GIVEN TASK
Go through the material below and copy each line where the word "八年级统考期末" appears.

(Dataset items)
◆ ◆ ◆ ◆ ◆ ◆ ◆

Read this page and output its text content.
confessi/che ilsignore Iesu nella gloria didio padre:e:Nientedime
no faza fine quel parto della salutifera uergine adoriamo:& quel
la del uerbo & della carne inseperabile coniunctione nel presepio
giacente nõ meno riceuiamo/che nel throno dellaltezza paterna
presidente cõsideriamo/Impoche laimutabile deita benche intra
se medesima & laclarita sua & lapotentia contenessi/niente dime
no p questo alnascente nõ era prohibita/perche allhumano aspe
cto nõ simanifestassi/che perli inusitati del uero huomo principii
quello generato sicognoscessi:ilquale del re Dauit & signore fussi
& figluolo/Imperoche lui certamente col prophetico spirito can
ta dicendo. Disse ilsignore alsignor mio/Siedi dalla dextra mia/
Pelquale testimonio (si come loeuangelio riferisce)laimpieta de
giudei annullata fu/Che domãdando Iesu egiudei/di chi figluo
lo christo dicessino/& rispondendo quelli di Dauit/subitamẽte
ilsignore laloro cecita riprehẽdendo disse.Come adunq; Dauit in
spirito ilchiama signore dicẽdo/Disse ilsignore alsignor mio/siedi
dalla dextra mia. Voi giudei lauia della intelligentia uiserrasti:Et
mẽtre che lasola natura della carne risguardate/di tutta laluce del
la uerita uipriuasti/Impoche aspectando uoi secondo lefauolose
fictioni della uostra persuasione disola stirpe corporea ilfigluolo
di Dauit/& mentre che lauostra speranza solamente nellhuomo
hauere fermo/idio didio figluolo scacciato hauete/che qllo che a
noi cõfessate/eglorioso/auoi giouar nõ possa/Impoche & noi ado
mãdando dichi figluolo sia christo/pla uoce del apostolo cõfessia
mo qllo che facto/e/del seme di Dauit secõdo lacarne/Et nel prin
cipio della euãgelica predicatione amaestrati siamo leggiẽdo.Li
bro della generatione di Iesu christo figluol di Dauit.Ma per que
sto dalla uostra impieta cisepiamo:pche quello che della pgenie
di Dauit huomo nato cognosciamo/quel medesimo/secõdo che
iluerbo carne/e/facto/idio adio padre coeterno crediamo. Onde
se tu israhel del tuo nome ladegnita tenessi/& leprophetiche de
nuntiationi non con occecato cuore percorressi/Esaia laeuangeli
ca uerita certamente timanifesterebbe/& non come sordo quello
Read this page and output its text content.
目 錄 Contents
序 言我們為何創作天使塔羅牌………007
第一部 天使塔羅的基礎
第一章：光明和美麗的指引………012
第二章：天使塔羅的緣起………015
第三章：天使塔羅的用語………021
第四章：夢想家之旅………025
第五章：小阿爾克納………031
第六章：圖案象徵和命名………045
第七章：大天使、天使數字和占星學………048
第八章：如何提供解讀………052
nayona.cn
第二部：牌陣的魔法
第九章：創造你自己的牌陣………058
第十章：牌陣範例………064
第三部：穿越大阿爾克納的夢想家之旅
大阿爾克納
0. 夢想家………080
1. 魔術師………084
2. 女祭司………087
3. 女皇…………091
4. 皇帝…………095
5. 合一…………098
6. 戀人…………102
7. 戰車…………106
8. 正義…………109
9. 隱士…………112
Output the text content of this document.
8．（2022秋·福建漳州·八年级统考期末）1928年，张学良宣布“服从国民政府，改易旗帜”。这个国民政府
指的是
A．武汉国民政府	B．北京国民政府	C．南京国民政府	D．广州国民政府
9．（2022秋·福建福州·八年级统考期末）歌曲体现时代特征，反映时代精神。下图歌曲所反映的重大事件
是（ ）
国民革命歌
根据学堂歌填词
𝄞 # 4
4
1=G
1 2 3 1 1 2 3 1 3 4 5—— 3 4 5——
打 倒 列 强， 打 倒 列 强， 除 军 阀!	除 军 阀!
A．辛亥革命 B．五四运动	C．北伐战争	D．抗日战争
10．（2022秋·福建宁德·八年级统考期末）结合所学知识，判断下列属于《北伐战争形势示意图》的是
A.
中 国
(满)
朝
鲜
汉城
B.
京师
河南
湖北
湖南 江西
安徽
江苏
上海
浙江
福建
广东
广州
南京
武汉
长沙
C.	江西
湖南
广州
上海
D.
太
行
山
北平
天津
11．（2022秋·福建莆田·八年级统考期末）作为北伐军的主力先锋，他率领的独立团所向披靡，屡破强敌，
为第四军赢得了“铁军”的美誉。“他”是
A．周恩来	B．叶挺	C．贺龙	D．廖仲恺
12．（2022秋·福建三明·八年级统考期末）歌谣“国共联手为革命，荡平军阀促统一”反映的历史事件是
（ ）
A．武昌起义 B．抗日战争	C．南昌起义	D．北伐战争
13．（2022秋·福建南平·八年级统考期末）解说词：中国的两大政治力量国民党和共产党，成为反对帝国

◆ ◆ ◆ ◆ ◆ ◆ ◆

TASK RESPONSE
8．（2022秋·福建漳州·八年级统考期末）1928年，张学良宣布“服从国民政府，改易旗帜”。这个国民政府
9．（2022秋·福建福州·八年级统考期末）歌曲体现时代特征，反映时代精神。下图歌曲所反映的重大事件
10．（2022秋·福建宁德·八年级统考期末）结合所学知识，判断下列属于《北伐战争形势示意图》的是
11．（2022秋·福建莆田·八年级统考期末）作为北伐军的主力先锋，他率领的独立团所向披靡，屡破强敌，
12．（2022秋·福建三明·八年级统考期末）歌谣“国共联手为革命，荡平军阀促统一”反映的历史事件是
13．（2022秋·福建南平·八年级统考期末）解说词：中国的两大政治力量国民党和共产党，成为反对帝国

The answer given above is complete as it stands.